→ Task set:
[A] Can you summarize the contract clauses in two sentences?
[B] Could you write what comes next in the contract clauses, continuing after the one on counterparts and electronic signatures?
+++ Document section
(f) No Agency or Joint Venture. Each of Buyer and Seller represents that no agency, partnership, fiduciary relationship, or joint venture is established by this Agreement. Neither of Buyer and Seller shall enter into or incur any contractual obligation, expense, or liability with a third party on behalf of the other Party.
(g) Severability. If any term or provision of this Agreement is determined to be invalid, illegal or unenforceable in any jurisdiction, such invalidity, illegality or unenforceability will not affect any other term or provision of this Agreement or invalidate or render unenforceable such term or provision in any other jurisdiction. Upon a determination that any term or provision is invalid, illegal or unenforceable, Buyer and Seller shall negotiate in good faith, and any applicable court may modify this Agreement, in order to effect the original intent of the Parties as closely as possible in order that the transactions contemplated hereby be consummated as originally contemplated to the greatest extent possible.
(h) Cumulative Remedies. All rights and remedies provided in this Agreement are cumulative and not exclusive, and the exercise by either Buyer and Seller of any right or remedy does not preclude the exercise of any other rights or remedies that may now or subsequently be available at law, in equity, by statute, in any other agreement between the Parties, or otherwise.
(i) Headings. The headings in this Agreement are for convenience of reference only and are not intended to define or limit the contents of any article, section or paragraph.
(j) Counterparts; Electronic Signatures. This Agreement may be executed in separate counterparts, none of which need contain the signatures of Buyer and Seller, each of which shall be deemed to be an original, and all of which taken together constitute one and the same instrument. All executed signature pages transmitted by facsimile or email transmission shall be deemed an original and shall be binding.
++++++
+++ Records
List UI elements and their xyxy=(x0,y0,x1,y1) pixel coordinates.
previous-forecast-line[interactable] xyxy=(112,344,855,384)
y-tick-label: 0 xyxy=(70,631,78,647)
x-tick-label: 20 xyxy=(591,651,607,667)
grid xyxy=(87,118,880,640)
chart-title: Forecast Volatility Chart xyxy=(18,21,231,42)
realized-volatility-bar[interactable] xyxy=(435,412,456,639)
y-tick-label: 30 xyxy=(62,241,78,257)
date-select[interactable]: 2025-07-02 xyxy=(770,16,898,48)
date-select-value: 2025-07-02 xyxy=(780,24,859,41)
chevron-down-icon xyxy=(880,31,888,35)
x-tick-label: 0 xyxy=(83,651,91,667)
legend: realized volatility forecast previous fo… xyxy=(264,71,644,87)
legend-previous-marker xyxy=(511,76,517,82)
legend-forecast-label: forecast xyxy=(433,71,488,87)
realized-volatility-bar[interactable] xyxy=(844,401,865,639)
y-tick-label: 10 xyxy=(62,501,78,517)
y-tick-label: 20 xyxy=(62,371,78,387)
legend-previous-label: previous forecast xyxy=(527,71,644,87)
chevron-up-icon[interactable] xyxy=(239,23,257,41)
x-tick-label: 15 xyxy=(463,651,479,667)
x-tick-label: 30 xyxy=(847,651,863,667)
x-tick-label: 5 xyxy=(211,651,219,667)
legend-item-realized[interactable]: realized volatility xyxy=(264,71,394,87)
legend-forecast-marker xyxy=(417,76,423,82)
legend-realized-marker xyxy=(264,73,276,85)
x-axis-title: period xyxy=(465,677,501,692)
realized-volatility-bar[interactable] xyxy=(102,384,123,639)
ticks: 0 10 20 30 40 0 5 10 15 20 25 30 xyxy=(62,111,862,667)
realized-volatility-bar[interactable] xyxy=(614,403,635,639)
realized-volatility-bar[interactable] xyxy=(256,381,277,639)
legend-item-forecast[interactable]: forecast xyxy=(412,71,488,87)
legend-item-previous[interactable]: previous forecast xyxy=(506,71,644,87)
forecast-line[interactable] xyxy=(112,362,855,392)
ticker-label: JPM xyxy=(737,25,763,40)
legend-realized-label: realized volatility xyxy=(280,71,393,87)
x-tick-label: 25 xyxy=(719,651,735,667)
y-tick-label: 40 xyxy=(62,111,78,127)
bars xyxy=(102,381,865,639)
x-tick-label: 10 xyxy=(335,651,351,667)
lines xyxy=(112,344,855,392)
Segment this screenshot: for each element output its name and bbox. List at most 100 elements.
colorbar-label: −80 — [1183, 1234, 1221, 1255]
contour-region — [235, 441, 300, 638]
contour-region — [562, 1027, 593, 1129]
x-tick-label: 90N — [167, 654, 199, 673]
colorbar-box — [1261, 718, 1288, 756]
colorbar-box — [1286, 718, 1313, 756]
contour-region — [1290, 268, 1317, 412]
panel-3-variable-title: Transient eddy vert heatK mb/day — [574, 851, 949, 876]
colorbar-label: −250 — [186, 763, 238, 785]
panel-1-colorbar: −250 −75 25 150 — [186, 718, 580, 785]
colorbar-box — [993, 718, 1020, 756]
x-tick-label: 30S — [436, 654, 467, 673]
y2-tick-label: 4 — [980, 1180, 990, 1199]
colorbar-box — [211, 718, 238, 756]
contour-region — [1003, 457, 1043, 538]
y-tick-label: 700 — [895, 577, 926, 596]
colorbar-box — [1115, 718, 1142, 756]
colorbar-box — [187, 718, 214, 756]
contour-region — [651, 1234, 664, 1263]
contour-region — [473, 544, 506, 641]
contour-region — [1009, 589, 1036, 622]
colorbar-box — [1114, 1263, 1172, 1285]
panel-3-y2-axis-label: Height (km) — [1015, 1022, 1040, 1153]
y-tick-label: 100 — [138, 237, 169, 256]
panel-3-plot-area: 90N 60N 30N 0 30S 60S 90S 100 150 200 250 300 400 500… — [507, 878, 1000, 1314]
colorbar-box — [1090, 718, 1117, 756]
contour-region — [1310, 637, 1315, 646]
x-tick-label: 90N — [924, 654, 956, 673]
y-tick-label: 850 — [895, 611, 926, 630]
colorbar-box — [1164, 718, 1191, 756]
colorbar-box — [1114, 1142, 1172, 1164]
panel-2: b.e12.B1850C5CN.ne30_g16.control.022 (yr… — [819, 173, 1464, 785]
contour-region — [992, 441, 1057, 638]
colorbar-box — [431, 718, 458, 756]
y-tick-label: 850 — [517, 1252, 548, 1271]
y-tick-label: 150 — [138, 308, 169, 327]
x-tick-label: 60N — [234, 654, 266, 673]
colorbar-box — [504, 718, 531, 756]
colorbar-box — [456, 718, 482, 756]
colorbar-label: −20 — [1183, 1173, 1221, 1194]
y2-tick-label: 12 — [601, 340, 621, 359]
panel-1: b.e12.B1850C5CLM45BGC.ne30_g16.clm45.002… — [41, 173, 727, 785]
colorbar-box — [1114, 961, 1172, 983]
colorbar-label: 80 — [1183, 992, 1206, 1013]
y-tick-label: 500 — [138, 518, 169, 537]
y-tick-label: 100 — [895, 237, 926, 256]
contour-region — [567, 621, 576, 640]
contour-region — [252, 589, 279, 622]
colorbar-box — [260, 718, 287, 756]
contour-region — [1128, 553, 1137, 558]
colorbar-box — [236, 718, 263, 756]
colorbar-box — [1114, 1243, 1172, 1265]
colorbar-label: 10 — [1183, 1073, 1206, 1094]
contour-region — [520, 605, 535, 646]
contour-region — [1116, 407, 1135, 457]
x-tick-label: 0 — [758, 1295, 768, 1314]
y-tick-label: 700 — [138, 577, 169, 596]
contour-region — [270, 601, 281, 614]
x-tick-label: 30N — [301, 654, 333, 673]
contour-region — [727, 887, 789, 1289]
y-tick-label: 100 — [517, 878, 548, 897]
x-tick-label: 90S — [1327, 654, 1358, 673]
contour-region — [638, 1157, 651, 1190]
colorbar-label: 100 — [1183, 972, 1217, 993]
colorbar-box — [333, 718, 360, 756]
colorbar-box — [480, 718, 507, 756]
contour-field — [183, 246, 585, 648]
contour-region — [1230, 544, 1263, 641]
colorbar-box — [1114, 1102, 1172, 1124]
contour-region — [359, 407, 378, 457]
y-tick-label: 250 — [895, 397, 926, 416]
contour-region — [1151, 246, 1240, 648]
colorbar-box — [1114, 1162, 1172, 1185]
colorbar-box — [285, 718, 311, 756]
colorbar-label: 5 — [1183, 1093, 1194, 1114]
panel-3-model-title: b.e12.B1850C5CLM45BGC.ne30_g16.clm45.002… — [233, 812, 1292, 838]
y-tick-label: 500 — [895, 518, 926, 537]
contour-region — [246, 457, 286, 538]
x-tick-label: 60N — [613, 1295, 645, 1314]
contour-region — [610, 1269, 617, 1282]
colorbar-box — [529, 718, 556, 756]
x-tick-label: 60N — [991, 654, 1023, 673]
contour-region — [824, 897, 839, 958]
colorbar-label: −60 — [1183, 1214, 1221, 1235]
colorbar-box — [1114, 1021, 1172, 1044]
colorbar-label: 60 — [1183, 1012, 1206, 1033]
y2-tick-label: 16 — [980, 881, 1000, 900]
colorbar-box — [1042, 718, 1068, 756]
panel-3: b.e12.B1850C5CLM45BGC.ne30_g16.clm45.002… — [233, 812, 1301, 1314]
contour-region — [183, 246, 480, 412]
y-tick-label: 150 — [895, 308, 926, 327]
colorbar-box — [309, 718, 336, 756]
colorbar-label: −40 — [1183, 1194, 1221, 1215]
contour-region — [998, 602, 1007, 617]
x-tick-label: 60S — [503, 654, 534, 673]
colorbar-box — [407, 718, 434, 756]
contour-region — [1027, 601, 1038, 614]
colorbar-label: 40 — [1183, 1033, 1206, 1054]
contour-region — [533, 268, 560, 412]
++++++
→ Answers for the exercise:
[A] The clauses state that the Agreement creates no agency, partnership, fiduciary relationship, or joint venture. They also provide that an invalid term does not affect the others, that remedies are cumulative, that headings are for reference only, and that the Agreement may be signed in counterparts, with signature pages sent by fax or email counting as originals.

[B]
(k) Dispute Resolution. All disputes arising out of or in connection with this Agreement shall be finally settled under the Rules of Arbitration of the American Arbitration Association by one or more arbitrators appointed in accordance with the said Rules. The Emergency Arbitrator Provisions shall not apply. The place of arbitration shall be Buffalo, NY, and the language of the arbitration shall be English.
(l) Governing Law. This Agreement shall be governed by the laws of New York, NY USA without reference to its principles of conflicts laws, and without reference to the UN Convention on Contracts for the International Sale of Goods.
(m) Amendment. No provision of this Agreement may be amended, supplemented or modified except by a written instrument making specific reference to this Agreement signed by each of Buyer and Seller.
(n) Force Majeure. The obligations of Buyer or Seller under this Agreement (other than Buyer’s payment obligations) will be suspended to the extent that such Party is wholly or partially precluded from complying with its obligations under this Agreement by force majeure. Force majeure includes, but is not restricted to, fire, storm, flood, earthquake, explosion, accident, act of the public enemy, war, rebellion, insurrection, sabotage, epidemic, quarantine restriction, labor dispute, labor shortage, transportation embargo or failure or delay in transportation, act of God, act (including laws, regulations, disapprovals or failure to approve) of any government agency, whether national, municipal, or otherwise. If any force majeure limits Seller’s ability to deliver Products to Buyer, Seller shall make partial delivery to Buyer in proportions that are reasonable under the circumstances.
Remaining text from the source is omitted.